* **Requirement**
Transcribe each record exactly. Include every one.

Saved data entries
**********

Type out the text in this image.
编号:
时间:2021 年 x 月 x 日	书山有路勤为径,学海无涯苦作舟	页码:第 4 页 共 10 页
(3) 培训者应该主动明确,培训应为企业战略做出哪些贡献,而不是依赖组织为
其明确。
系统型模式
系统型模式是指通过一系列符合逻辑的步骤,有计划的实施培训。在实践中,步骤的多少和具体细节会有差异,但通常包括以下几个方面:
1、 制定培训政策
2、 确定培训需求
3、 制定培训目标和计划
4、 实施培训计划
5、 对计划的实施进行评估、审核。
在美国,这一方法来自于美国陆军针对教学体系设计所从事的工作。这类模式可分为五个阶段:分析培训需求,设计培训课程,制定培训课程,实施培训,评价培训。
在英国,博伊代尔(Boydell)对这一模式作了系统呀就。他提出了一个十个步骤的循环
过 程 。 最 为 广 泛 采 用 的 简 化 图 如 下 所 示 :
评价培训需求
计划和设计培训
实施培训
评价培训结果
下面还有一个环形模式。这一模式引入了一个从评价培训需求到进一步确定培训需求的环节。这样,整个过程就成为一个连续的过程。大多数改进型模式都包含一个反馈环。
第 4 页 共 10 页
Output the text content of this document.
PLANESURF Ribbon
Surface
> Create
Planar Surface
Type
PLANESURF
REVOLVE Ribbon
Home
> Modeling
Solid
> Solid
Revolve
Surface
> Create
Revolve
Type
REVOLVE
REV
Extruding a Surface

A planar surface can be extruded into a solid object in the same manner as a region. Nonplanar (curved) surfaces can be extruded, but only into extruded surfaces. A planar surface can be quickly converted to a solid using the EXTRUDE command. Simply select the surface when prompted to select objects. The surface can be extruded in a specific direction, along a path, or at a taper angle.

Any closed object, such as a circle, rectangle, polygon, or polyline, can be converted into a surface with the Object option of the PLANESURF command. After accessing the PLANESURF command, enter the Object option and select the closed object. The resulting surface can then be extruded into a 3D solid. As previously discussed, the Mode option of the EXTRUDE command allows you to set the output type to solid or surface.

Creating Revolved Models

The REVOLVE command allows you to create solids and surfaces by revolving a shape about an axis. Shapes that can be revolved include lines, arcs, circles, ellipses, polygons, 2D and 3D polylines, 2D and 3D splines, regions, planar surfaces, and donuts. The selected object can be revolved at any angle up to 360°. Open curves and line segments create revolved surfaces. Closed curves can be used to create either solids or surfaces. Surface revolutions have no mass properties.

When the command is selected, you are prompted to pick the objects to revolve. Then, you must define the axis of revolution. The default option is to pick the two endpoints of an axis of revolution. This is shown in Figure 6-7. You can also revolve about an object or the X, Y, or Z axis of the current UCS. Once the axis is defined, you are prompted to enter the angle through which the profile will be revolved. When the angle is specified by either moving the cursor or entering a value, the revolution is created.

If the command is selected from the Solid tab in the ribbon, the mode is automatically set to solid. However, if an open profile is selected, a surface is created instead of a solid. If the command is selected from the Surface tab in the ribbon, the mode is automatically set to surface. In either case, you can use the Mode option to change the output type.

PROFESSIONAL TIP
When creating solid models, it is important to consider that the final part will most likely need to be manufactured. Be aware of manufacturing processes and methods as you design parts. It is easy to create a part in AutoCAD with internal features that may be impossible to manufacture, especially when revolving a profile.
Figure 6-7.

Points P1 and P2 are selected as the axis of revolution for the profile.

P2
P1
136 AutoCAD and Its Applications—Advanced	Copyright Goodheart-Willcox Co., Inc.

**********

* **Right answer**
Type out the text in this image.
编号:
时间:2021 年 x 月 x 日	书山有路勤为径,学海无涯苦作舟	页码:第 4 页 共 10 页
(3) 培训者应该主动明确,培训应为企业战略做出哪些贡献,而不是依赖组织为
其明确。
系统型模式
系统型模式是指通过一系列符合逻辑的步骤,有计划的实施培训。在实践中,步骤的多少和具体细节会有差异,但通常包括以下几个方面:
1、 制定培训政策
2、 确定培训需求
3、 制定培训目标和计划
4、 实施培训计划
5、 对计划的实施进行评估、审核。
在美国,这一方法来自于美国陆军针对教学体系设计所从事的工作。这类模式可分为五个阶段:分析培训需求,设计培训课程,制定培训课程,实施培训,评价培训。
在英国,博伊代尔(Boydell)对这一模式作了系统呀就。他提出了一个十个步骤的循环
过 程 。 最 为 广 泛 采 用 的 简 化 图 如 下 所 示 :
评价培训需求
计划和设计培训
实施培训
评价培训结果
下面还有一个环形模式。这一模式引入了一个从评价培训需求到进一步确定培训需求的环节。这样,整个过程就成为一个连续的过程。大多数改进型模式都包含一个反馈环。
第 4 页 共 10 页
Output the text content of this document.
PLANESURF Ribbon
Surface
> Create
Planar Surface
Type
PLANESURF
REVOLVE Ribbon
Home
> Modeling
Solid
> Solid
Revolve
Surface
> Create
Revolve
Type
REVOLVE
REV
Extruding a Surface

A planar surface can be extruded into a solid object in the same manner as a region. Nonplanar (curved) surfaces can be extruded, but only into extruded surfaces. A planar surface can be quickly converted to a solid using the EXTRUDE command. Simply select the surface when prompted to select objects. The surface can be extruded in a specific direction, along a path, or at a taper angle.

Any closed object, such as a circle, rectangle, polygon, or polyline, can be converted into a surface with the Object option of the PLANESURF command. After accessing the PLANESURF command, enter the Object option and select the closed object. The resulting surface can then be extruded into a 3D solid. As previously discussed, the Mode option of the EXTRUDE command allows you to set the output type to solid or surface.

Creating Revolved Models

The REVOLVE command allows you to create solids and surfaces by revolving a shape about an axis. Shapes that can be revolved include lines, arcs, circles, ellipses, polygons, 2D and 3D polylines, 2D and 3D splines, regions, planar surfaces, and donuts. The selected object can be revolved at any angle up to 360°. Open curves and line segments create revolved surfaces. Closed curves can be used to create either solids or surfaces. Surface revolutions have no mass properties.

When the command is selected, you are prompted to pick the objects to revolve. Then, you must define the axis of revolution. The default option is to pick the two endpoints of an axis of revolution. This is shown in Figure 6-7. You can also revolve about an object or the X, Y, or Z axis of the current UCS. Once the axis is defined, you are prompted to enter the angle through which the profile will be revolved. When the angle is specified by either moving the cursor or entering a value, the revolution is created.

If the command is selected from the Solid tab in the ribbon, the mode is automatically set to solid. However, if an open profile is selected, a surface is created instead of a solid. If the command is selected from the Surface tab in the ribbon, the mode is automatically set to surface. In either case, you can use the Mode option to change the output type.

PROFESSIONAL TIP
When creating solid models, it is important to consider that the final part will most likely need to be manufactured. Be aware of manufacturing processes and methods as you design parts. It is easy to create a part in AutoCAD with internal features that may be impossible to manufacture, especially when revolving a profile.
Figure 6-7.

Points P1 and P2 are selected as the axis of revolution for the profile.

P2
P1
136 AutoCAD and Its Applications—Advanced	Copyright Goodheart-Willcox Co., Inc.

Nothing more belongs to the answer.